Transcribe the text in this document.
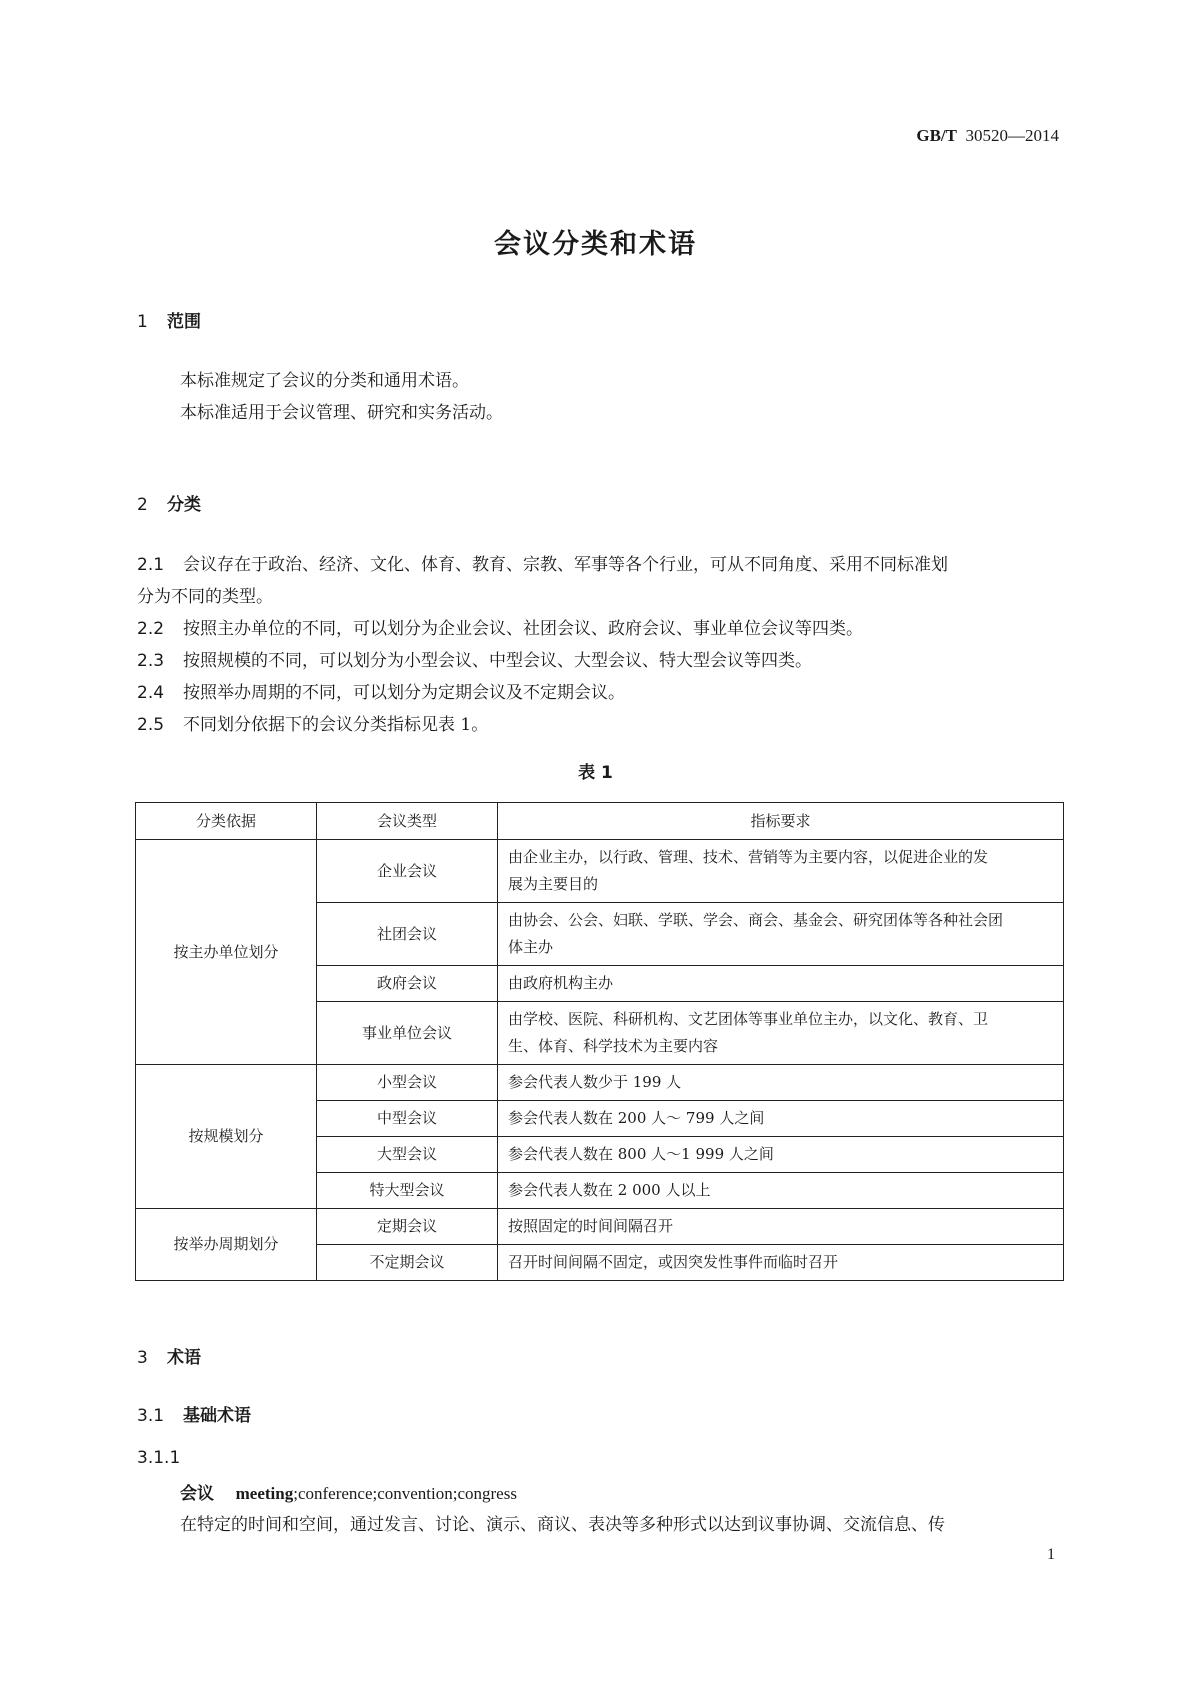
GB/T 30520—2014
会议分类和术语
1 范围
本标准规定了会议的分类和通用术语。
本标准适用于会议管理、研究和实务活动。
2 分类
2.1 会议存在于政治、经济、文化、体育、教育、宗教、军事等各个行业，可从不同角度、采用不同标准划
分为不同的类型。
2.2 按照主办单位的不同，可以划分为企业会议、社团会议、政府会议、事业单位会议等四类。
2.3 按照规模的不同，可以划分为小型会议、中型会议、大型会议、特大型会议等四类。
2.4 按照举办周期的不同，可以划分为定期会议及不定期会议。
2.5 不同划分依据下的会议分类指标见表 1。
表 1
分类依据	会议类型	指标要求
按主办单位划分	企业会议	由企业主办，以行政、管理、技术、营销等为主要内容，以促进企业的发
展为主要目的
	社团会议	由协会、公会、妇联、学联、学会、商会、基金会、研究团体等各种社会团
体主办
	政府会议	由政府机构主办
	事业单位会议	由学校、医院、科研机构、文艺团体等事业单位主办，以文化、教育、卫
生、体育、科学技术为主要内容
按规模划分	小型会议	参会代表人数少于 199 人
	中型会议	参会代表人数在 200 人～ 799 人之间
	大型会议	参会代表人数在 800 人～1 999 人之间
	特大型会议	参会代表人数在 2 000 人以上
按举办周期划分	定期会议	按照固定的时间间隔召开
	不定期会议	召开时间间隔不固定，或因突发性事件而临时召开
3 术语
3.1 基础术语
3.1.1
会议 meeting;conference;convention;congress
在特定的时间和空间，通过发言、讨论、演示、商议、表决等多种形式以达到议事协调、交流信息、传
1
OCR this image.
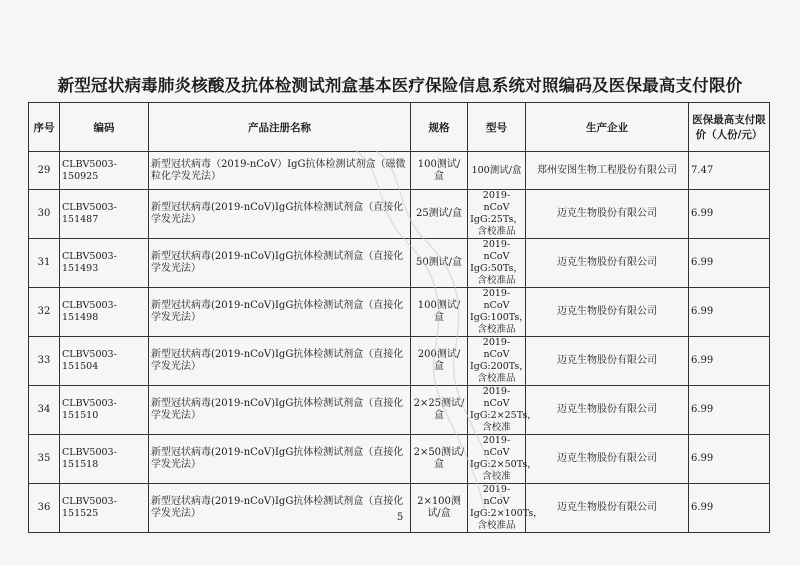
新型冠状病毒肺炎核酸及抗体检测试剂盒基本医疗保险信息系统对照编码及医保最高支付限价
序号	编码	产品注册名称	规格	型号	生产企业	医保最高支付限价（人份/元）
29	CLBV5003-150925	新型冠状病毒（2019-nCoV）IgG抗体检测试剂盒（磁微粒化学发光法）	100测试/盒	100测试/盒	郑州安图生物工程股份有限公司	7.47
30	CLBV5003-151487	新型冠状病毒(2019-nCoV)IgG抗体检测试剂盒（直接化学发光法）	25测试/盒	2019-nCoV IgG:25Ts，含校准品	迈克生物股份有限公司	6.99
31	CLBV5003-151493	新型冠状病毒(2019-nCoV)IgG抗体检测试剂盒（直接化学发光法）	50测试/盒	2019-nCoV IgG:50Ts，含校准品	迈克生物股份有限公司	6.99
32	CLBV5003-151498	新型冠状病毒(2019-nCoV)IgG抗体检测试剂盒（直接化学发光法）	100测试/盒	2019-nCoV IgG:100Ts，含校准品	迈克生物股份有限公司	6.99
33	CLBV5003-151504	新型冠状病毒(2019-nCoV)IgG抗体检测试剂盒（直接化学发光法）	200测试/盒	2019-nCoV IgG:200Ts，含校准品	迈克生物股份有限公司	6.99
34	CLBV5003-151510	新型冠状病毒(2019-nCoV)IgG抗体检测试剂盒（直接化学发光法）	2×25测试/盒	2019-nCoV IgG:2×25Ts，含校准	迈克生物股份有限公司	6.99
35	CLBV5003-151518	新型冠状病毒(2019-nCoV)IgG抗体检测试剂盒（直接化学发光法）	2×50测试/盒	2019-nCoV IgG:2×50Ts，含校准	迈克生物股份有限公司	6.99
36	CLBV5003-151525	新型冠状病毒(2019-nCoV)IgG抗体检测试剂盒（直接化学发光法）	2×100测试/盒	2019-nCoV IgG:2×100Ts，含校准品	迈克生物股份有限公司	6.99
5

EXERCISE:
Extract only the lines from the one that contains "OCR this image." through the end of the records, inclusive, and omit every picture.

RESULT FOR THIS TASK:
OCR this image.
新型冠状病毒肺炎核酸及抗体检测试剂盒基本医疗保险信息系统对照编码及医保最高支付限价
序号	编码	产品注册名称	规格	型号	生产企业	医保最高支付限价（人份/元）
29	CLBV5003-150925	新型冠状病毒（2019-nCoV）IgG抗体检测试剂盒（磁微粒化学发光法）	100测试/盒	100测试/盒	郑州安图生物工程股份有限公司	7.47
30	CLBV5003-151487	新型冠状病毒(2019-nCoV)IgG抗体检测试剂盒（直接化学发光法）	25测试/盒	2019-nCoV IgG:25Ts，含校准品	迈克生物股份有限公司	6.99
31	CLBV5003-151493	新型冠状病毒(2019-nCoV)IgG抗体检测试剂盒（直接化学发光法）	50测试/盒	2019-nCoV IgG:50Ts，含校准品	迈克生物股份有限公司	6.99
32	CLBV5003-151498	新型冠状病毒(2019-nCoV)IgG抗体检测试剂盒（直接化学发光法）	100测试/盒	2019-nCoV IgG:100Ts，含校准品	迈克生物股份有限公司	6.99
33	CLBV5003-151504	新型冠状病毒(2019-nCoV)IgG抗体检测试剂盒（直接化学发光法）	200测试/盒	2019-nCoV IgG:200Ts，含校准品	迈克生物股份有限公司	6.99
34	CLBV5003-151510	新型冠状病毒(2019-nCoV)IgG抗体检测试剂盒（直接化学发光法）	2×25测试/盒	2019-nCoV IgG:2×25Ts，含校准	迈克生物股份有限公司	6.99
35	CLBV5003-151518	新型冠状病毒(2019-nCoV)IgG抗体检测试剂盒（直接化学发光法）	2×50测试/盒	2019-nCoV IgG:2×50Ts，含校准	迈克生物股份有限公司	6.99
36	CLBV5003-151525	新型冠状病毒(2019-nCoV)IgG抗体检测试剂盒（直接化学发光法）	2×100测试/盒	2019-nCoV IgG:2×100Ts，含校准品	迈克生物股份有限公司	6.99
5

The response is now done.